Exercise:
Could you copy every line of the records below word for word, leaving out the pictures?

Exercise data:
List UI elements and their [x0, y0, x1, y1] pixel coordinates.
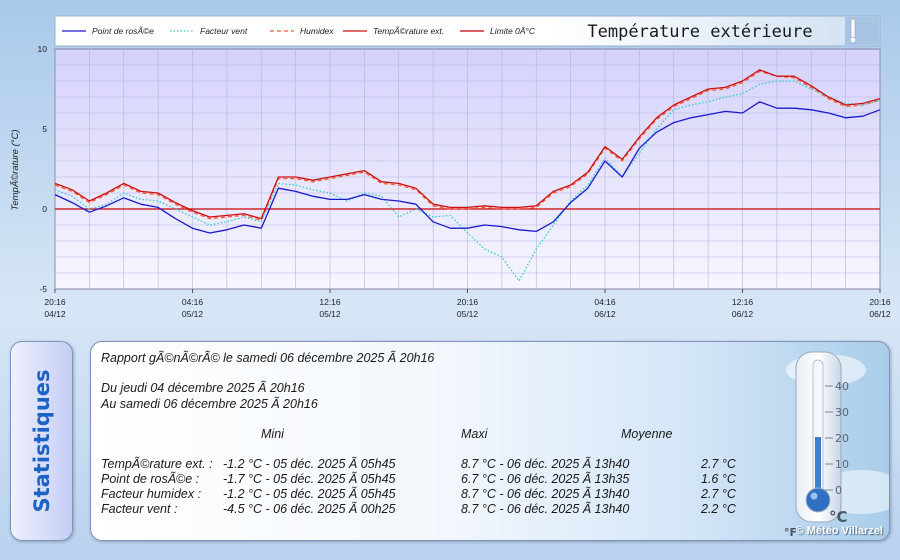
stats-row-mini: -1.2 °C - 05 déc. 2025 Ã 05h45: [223, 457, 396, 471]
legend-label: TempÃ©rature ext.: [373, 26, 444, 36]
x-tick-time: 04:16: [594, 297, 616, 307]
x-tick-time: 04:16: [182, 297, 204, 307]
header-maxi: Maxi: [461, 427, 488, 441]
stats-row-maxi: 8.7 °C - 06 déc. 2025 Ã 13h40: [461, 487, 630, 501]
stats-row-label: Facteur humidex :: [101, 487, 202, 501]
series-line-1: [54, 80, 881, 282]
stats-row-moyenne: 2.7 °C: [701, 457, 736, 471]
stats-row-moyenne: 2.2 °C: [701, 502, 736, 516]
stats-row-label: TempÃ©rature ext. :: [101, 457, 213, 471]
legend: Point de rosÃ©e Facteur vent Humidex TempÃ©…: [54, 15, 881, 47]
x-tick-date: 05/12: [182, 309, 204, 319]
x-tick-time: 12:16: [319, 297, 341, 307]
copyright: © Météo Villarzel: [795, 525, 883, 537]
x-tick-date: 06/12: [732, 309, 754, 319]
header-moyenne: Moyenne: [621, 427, 673, 441]
report-generated: Rapport gÃ©nÃ©rÃ© le samedi 06 décembre …: [101, 351, 435, 365]
thermometer-scale-label: 10: [835, 458, 849, 471]
thermometer-celsius-label: °C: [829, 508, 848, 526]
x-tick-date: 05/12: [319, 309, 341, 319]
statistics-tab-label: Statistiques: [29, 369, 54, 513]
series-line-3: [54, 69, 881, 220]
stats-row-label: Point de rosÃ©e :: [101, 472, 200, 486]
legend-label: Limite 0Â°C: [490, 26, 536, 36]
legend-label: Humidex: [300, 26, 334, 36]
y-tick-label: 0: [42, 204, 47, 214]
stats-row-maxi: 8.7 °C - 06 déc. 2025 Ã 13h40: [461, 502, 630, 516]
thermometer-illustration: 40 30 20 10 0 °C °F: [784, 351, 889, 539]
thermometer-scale-label: 20: [835, 432, 849, 445]
stats-row-moyenne: 2.7 °C: [701, 487, 736, 501]
series-line-0: [54, 101, 881, 234]
statistics-tab[interactable]: Statistiques: [10, 341, 73, 541]
y-axis: 10 5 0 -5: [38, 44, 48, 294]
x-tick-time: 12:16: [732, 297, 754, 307]
header-mini: Mini: [261, 427, 284, 441]
y-tick-label: 10: [38, 44, 48, 54]
x-tick-date: 04/12: [44, 309, 66, 319]
statistics-panel: 40 30 20 10 0 °C °F Rapport gÃ©nÃ©rÃ© le sam…: [90, 341, 890, 541]
y-axis-label: TempÃ©rature (°C): [10, 129, 21, 210]
x-tick-date: 05/12: [457, 309, 479, 319]
thermometer-scale-label: 40: [835, 380, 849, 393]
x-tick-time: 20:16: [869, 297, 891, 307]
x-axis: 20:16 04/12 04:16 05/12 12:16 05/12 20:16 05/12…: [44, 289, 891, 319]
thermometer-fahrenheit-label: °F: [784, 526, 797, 539]
period-to: Au samedi 06 décembre 2025 Ã 20h16: [101, 397, 318, 411]
legend-label: Point de rosÃ©e: [92, 26, 154, 36]
thermometer-scale-label: 30: [835, 406, 849, 419]
y-tick-label: 5: [42, 124, 47, 134]
legend-label: Facteur vent: [200, 26, 248, 36]
series-layer: [54, 69, 881, 282]
stats-row-moyenne: 1.6 °C: [701, 472, 736, 486]
x-tick-time: 20:16: [457, 297, 479, 307]
stats-row-mini: -1.7 °C - 05 déc. 2025 Ã 05h45: [223, 472, 396, 486]
stats-row-maxi: 8.7 °C - 06 déc. 2025 Ã 13h40: [461, 457, 630, 471]
x-tick-time: 20:16: [44, 297, 66, 307]
stats-row-label: Facteur vent :: [101, 502, 178, 516]
grid-lines: [54, 48, 881, 290]
stats-row-mini: -4.5 °C - 06 déc. 2025 Ã 00h25: [223, 502, 396, 516]
thermometer-scale-label: 0: [835, 484, 842, 497]
stats-row-mini: -1.2 °C - 05 déc. 2025 Ã 05h45: [223, 487, 396, 501]
x-tick-date: 06/12: [869, 309, 891, 319]
chart-title: Température extérieure: [587, 22, 812, 42]
series-line-2: [54, 70, 881, 221]
period-from: Du jeudi 04 décembre 2025 Ã 20h16: [101, 381, 305, 395]
stats-row-maxi: 6.7 °C - 06 déc. 2025 Ã 13h35: [461, 472, 630, 486]
x-tick-date: 06/12: [594, 309, 616, 319]
y-tick-label: -5: [39, 284, 47, 294]
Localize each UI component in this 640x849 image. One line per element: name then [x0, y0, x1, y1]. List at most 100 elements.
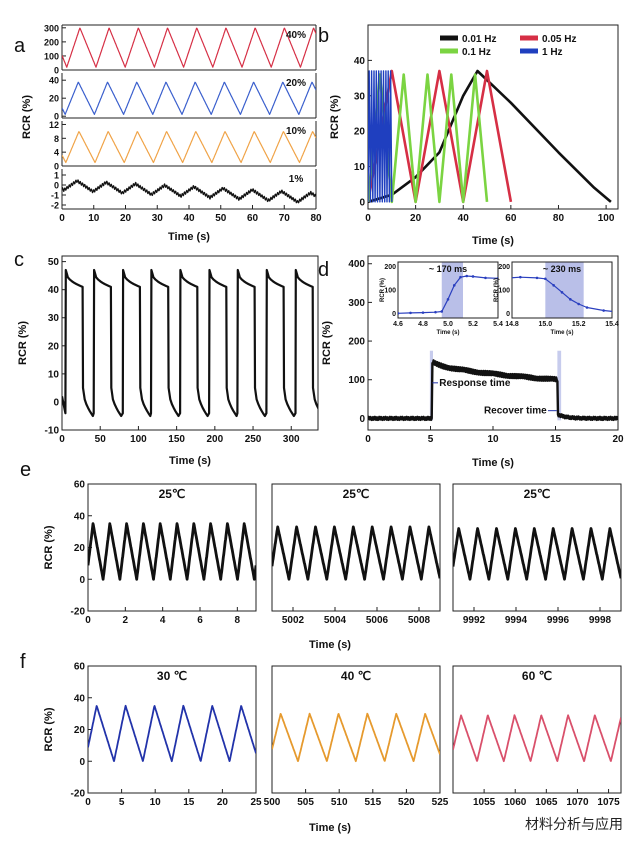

Worked solution:
List UI elements and their [x0, y0, x1, y1] pixel coordinates.
stats-row-mini: -1.2 °C - 05 déc. 2025 Ã 05h45: [223, 457, 396, 471]
legend-label: TempÃ©rature ext.: [373, 26, 444, 36]
x-tick-time: 04:16: [594, 297, 616, 307]
x-tick-time: 04:16: [182, 297, 204, 307]
header-maxi: Maxi: [461, 427, 488, 441]
stats-row-maxi: 8.7 °C - 06 déc. 2025 Ã 13h40: [461, 487, 630, 501]
stats-row-label: Facteur humidex :: [101, 487, 202, 501]
series-line-1: [54, 80, 881, 282]
stats-row-moyenne: 2.7 °C: [701, 457, 736, 471]
stats-row-moyenne: 2.2 °C: [701, 502, 736, 516]
stats-row-label: TempÃ©rature ext. :: [101, 457, 213, 471]
legend: Point de rosÃ©e Facteur vent Humidex TempÃ©…: [54, 15, 881, 47]
x-tick-date: 05/12: [182, 309, 204, 319]
x-tick-time: 12:16: [319, 297, 341, 307]
copyright: © Météo Villarzel: [795, 525, 883, 537]
x-tick-date: 06/12: [732, 309, 754, 319]
header-moyenne: Moyenne: [621, 427, 673, 441]
report-generated: Rapport gÃ©nÃ©rÃ© le samedi 06 décembre …: [101, 351, 435, 365]
thermometer-scale-label: 10: [835, 458, 849, 471]
thermometer-celsius-label: °C: [829, 508, 848, 526]
x-tick-date: 05/12: [319, 309, 341, 319]
statistics-tab-label: Statistiques: [29, 369, 54, 513]
series-line-3: [54, 69, 881, 220]
stats-row-label: Point de rosÃ©e :: [101, 472, 200, 486]
legend-label: Limite 0Â°C: [490, 26, 536, 36]
legend-label: Humidex: [300, 26, 334, 36]
y-tick-label: 0: [42, 204, 47, 214]
stats-row-maxi: 8.7 °C - 06 déc. 2025 Ã 13h40: [461, 502, 630, 516]
thermometer-illustration: 40 30 20 10 0 °C °F: [784, 351, 889, 539]
thermometer-scale-label: 20: [835, 432, 849, 445]
stats-row-moyenne: 2.7 °C: [701, 487, 736, 501]
series-line-0: [54, 101, 881, 234]
statistics-tab[interactable]: Statistiques: [10, 341, 73, 541]
y-axis: 10 5 0 -5: [38, 44, 48, 294]
x-tick-time: 12:16: [732, 297, 754, 307]
header-mini: Mini: [261, 427, 284, 441]
y-tick-label: 10: [38, 44, 48, 54]
x-tick-date: 04/12: [44, 309, 66, 319]
statistics-panel: 40 30 20 10 0 °C °F Rapport gÃ©nÃ©rÃ© le sam…: [90, 341, 890, 541]
y-axis-label: TempÃ©rature (°C): [10, 129, 21, 210]
x-tick-date: 05/12: [457, 309, 479, 319]
thermometer-scale-label: 40: [835, 380, 849, 393]
x-tick-time: 20:16: [869, 297, 891, 307]
x-axis: 20:16 04/12 04:16 05/12 12:16 05/12 20:16 05/12…: [44, 289, 891, 319]
thermometer-fahrenheit-label: °F: [784, 526, 797, 539]
period-to: Au samedi 06 décembre 2025 Ã 20h16: [101, 397, 318, 411]
legend-label: Point de rosÃ©e: [92, 26, 154, 36]
thermometer-scale-label: 30: [835, 406, 849, 419]
y-tick-label: 5: [42, 124, 47, 134]
legend-label: Facteur vent: [200, 26, 248, 36]
series-layer: [54, 69, 881, 282]
stats-row-moyenne: 1.6 °C: [701, 472, 736, 486]
x-tick-time: 20:16: [457, 297, 479, 307]
stats-row-mini: -1.7 °C - 05 déc. 2025 Ã 05h45: [223, 472, 396, 486]
stats-row-maxi: 8.7 °C - 06 déc. 2025 Ã 13h40: [461, 457, 630, 471]
x-tick-time: 20:16: [44, 297, 66, 307]
stats-row-label: Facteur vent :: [101, 502, 178, 516]
grid-lines: [54, 48, 881, 290]
stats-row-mini: -4.5 °C - 06 déc. 2025 Ã 00h25: [223, 502, 396, 516]
thermometer-scale-label: 0: [835, 484, 842, 497]
stats-row-mini: -1.2 °C - 05 déc. 2025 Ã 05h45: [223, 487, 396, 501]
x-tick-date: 06/12: [869, 309, 891, 319]
chart-title: Température extérieure: [587, 22, 812, 42]
series-line-2: [54, 70, 881, 221]
period-from: Du jeudi 04 décembre 2025 Ã 20h16: [101, 381, 305, 395]
stats-row-maxi: 6.7 °C - 06 déc. 2025 Ã 13h35: [461, 472, 630, 486]
x-tick-date: 06/12: [594, 309, 616, 319]
y-tick-label: -5: [39, 284, 47, 294]
Localize each UI component in this 640x849 image. One line per element: name then [x0, y0, x1, y1]. List at most 100 elements.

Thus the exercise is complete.